** What you have to do **
Copy out each line that mentions the word "JSON".

# START OF Provided information

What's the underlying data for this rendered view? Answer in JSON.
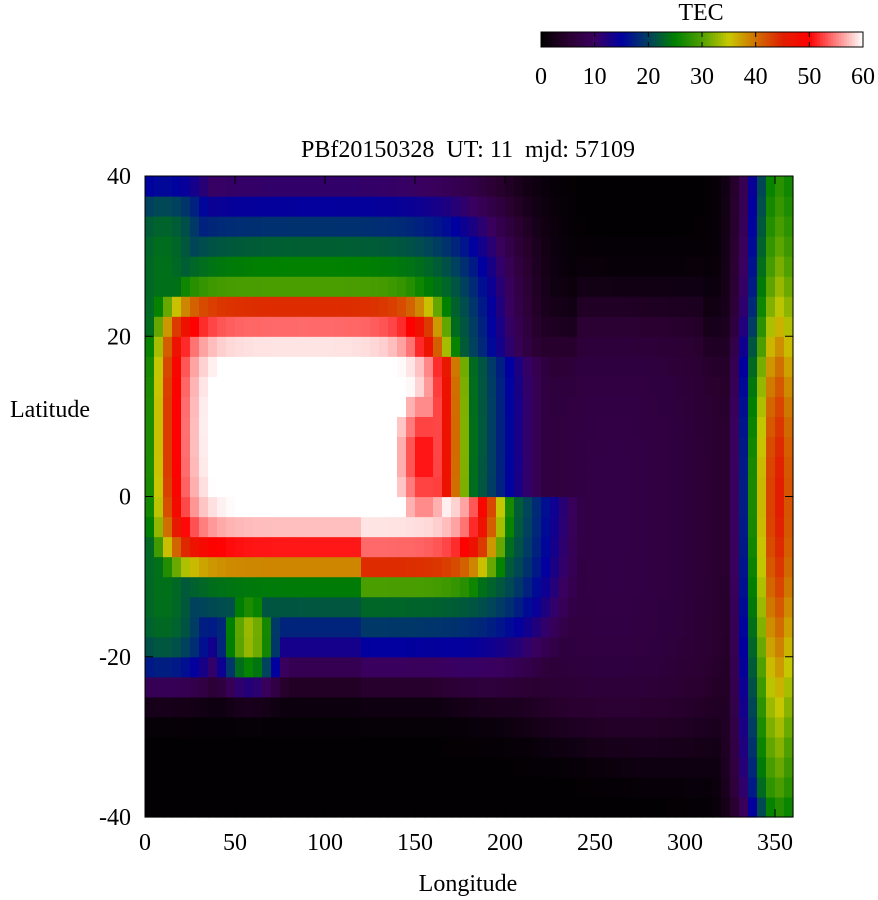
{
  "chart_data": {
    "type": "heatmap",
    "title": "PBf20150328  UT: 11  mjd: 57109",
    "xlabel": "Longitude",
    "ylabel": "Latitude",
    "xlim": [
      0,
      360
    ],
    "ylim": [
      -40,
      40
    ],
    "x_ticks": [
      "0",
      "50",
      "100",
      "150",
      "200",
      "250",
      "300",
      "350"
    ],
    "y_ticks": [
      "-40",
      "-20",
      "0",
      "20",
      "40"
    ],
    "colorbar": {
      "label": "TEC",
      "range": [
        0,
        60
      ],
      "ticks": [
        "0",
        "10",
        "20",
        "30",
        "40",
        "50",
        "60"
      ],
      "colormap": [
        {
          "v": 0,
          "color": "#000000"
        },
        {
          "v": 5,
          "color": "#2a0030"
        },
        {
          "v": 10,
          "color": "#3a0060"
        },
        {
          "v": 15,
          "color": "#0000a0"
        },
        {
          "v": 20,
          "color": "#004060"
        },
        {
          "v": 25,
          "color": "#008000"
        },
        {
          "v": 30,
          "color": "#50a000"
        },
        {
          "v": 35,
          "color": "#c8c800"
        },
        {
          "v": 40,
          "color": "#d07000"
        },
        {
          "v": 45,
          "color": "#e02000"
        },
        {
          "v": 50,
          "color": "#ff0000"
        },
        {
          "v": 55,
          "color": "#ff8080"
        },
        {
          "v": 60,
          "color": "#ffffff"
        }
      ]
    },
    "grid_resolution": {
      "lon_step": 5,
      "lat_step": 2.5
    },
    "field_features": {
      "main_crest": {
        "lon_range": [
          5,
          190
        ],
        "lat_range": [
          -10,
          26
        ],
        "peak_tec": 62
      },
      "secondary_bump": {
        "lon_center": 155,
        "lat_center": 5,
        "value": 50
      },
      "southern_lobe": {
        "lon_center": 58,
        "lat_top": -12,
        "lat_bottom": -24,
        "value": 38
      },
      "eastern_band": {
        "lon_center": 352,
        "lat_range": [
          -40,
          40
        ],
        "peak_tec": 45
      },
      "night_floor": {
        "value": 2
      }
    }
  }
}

# END OF Provided information
# START OF Provided information

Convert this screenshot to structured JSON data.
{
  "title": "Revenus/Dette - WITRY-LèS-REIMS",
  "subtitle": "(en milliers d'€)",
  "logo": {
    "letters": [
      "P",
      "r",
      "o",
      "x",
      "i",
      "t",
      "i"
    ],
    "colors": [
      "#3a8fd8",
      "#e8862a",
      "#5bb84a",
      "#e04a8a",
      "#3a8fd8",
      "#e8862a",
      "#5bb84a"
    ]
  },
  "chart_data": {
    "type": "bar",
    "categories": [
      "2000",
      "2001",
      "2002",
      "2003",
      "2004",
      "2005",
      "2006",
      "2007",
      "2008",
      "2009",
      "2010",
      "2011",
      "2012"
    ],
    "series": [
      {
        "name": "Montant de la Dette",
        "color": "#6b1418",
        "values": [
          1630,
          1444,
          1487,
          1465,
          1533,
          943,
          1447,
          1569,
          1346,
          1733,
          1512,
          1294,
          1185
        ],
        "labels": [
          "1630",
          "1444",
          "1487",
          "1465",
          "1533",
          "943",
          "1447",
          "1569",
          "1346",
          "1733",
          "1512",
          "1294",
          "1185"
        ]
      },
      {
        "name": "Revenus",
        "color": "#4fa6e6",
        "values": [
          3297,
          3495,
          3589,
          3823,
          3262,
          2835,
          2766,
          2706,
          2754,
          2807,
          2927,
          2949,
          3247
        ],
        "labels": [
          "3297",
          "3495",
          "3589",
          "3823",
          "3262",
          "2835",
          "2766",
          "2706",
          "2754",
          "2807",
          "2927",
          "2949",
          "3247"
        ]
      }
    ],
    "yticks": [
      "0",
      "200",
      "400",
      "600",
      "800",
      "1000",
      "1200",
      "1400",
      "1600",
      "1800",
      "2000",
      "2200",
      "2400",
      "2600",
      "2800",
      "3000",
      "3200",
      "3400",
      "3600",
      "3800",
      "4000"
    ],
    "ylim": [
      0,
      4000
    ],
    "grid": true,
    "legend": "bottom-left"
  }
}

# END OF Provided information

** Response to the exercise **
What's the underlying data for this rendered view? Answer in JSON.
Convert this screenshot to structured JSON data.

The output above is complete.